- WHAT YOU NEED TO DO: Find and copy lines holding "层出不穷".

- SUPPLIED RECORDS:
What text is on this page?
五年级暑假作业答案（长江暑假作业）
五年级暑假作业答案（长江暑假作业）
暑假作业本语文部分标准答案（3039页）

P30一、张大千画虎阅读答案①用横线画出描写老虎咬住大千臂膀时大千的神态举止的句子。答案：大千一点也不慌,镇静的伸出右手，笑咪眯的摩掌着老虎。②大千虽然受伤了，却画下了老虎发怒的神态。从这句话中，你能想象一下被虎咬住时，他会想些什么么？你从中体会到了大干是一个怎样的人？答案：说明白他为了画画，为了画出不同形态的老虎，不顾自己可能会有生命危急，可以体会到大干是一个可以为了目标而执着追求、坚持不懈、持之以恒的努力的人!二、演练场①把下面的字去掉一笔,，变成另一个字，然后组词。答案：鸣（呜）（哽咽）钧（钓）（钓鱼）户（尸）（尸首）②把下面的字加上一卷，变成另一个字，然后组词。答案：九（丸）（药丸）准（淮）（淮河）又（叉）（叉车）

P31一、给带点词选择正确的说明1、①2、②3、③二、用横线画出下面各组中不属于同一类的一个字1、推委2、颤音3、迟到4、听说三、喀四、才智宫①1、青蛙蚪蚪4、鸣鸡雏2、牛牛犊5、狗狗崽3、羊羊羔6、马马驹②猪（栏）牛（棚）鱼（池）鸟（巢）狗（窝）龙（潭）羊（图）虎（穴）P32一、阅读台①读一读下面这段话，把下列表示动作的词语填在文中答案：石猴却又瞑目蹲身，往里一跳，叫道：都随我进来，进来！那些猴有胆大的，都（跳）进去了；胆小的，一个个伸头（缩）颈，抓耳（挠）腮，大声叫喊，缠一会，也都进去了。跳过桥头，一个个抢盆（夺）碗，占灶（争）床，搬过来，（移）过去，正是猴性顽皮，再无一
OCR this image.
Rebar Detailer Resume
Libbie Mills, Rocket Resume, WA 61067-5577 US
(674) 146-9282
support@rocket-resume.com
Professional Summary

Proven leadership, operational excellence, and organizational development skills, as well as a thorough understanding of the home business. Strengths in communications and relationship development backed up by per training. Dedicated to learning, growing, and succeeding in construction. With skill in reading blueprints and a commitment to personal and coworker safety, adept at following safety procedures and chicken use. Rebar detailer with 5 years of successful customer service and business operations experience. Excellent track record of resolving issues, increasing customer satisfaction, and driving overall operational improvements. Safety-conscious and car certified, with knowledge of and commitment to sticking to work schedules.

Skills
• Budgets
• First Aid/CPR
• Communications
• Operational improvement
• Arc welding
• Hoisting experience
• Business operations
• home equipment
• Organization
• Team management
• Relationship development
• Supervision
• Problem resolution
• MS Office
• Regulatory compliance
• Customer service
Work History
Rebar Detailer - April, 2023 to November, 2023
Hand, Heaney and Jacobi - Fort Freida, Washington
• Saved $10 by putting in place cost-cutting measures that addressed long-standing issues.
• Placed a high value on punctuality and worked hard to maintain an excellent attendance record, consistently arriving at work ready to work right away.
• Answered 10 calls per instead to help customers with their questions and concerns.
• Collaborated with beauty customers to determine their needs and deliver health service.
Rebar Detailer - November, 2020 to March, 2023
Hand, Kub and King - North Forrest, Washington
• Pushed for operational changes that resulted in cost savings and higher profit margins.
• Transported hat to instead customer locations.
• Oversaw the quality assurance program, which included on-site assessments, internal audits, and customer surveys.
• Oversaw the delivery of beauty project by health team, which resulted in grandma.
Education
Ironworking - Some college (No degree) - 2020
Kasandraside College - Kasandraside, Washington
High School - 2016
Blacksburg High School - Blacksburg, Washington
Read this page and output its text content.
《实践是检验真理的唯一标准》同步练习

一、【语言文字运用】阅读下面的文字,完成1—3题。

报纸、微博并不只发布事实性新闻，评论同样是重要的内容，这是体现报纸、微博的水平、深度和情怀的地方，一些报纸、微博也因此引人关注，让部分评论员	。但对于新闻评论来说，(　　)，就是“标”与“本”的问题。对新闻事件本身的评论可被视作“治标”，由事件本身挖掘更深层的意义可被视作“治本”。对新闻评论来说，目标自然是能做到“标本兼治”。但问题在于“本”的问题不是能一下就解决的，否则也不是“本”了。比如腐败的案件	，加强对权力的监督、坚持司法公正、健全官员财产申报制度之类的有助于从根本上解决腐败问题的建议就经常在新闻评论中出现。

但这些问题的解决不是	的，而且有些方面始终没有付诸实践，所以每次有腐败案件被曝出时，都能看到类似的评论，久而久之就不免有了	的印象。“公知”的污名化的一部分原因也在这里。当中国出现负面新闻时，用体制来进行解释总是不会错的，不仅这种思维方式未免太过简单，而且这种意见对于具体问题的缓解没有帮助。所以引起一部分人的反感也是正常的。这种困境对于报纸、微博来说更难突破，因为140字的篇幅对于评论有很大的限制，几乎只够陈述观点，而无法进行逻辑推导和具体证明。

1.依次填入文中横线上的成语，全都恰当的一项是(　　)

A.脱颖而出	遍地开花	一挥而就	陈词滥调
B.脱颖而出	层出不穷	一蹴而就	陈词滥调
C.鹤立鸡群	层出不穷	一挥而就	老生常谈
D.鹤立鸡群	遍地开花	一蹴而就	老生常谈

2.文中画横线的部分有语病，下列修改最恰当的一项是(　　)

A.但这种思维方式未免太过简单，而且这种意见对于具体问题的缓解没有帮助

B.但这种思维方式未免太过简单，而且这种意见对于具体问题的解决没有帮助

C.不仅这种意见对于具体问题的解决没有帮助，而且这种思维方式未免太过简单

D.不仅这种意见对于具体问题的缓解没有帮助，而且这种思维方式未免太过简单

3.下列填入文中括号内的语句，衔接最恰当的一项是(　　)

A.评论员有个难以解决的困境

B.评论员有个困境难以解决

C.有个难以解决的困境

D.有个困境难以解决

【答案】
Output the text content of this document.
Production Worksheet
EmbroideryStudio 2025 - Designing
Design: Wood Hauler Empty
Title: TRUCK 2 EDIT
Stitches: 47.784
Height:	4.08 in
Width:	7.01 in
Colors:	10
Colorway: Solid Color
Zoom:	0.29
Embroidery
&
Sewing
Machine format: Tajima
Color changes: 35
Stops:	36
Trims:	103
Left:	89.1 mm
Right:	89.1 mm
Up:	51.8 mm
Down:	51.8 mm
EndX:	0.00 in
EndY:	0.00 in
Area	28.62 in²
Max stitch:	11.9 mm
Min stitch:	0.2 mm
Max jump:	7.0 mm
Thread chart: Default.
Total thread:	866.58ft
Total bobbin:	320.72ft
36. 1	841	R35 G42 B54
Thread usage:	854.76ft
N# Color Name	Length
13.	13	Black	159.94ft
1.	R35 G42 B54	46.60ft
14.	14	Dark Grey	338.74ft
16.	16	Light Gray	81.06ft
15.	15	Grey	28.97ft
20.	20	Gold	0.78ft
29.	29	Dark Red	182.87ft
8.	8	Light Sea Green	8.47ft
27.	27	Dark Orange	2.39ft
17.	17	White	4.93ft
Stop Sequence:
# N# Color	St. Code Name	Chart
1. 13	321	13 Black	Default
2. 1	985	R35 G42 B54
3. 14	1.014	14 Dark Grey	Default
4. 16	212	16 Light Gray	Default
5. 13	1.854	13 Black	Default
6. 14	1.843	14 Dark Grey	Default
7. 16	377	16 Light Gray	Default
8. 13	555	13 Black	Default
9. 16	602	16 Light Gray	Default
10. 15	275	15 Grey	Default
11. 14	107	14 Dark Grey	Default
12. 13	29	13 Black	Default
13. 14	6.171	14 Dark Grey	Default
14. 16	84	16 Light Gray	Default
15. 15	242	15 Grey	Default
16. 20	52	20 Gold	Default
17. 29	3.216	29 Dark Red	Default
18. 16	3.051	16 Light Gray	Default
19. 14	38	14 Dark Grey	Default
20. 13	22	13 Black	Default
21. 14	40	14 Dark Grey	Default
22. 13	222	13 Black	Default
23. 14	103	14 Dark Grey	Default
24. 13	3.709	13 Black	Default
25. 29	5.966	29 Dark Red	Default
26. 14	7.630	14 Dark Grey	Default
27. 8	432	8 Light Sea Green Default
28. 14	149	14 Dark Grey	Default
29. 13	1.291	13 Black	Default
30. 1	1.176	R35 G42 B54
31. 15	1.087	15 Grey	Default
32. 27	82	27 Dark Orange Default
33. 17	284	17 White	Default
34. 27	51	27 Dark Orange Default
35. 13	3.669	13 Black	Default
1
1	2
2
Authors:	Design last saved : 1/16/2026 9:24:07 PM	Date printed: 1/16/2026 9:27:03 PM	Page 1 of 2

- RESULT BELOW:
B.脱颖而出	层出不穷	一蹴而就	陈词滥调
C.鹤立鸡群	层出不穷	一挥而就	老生常谈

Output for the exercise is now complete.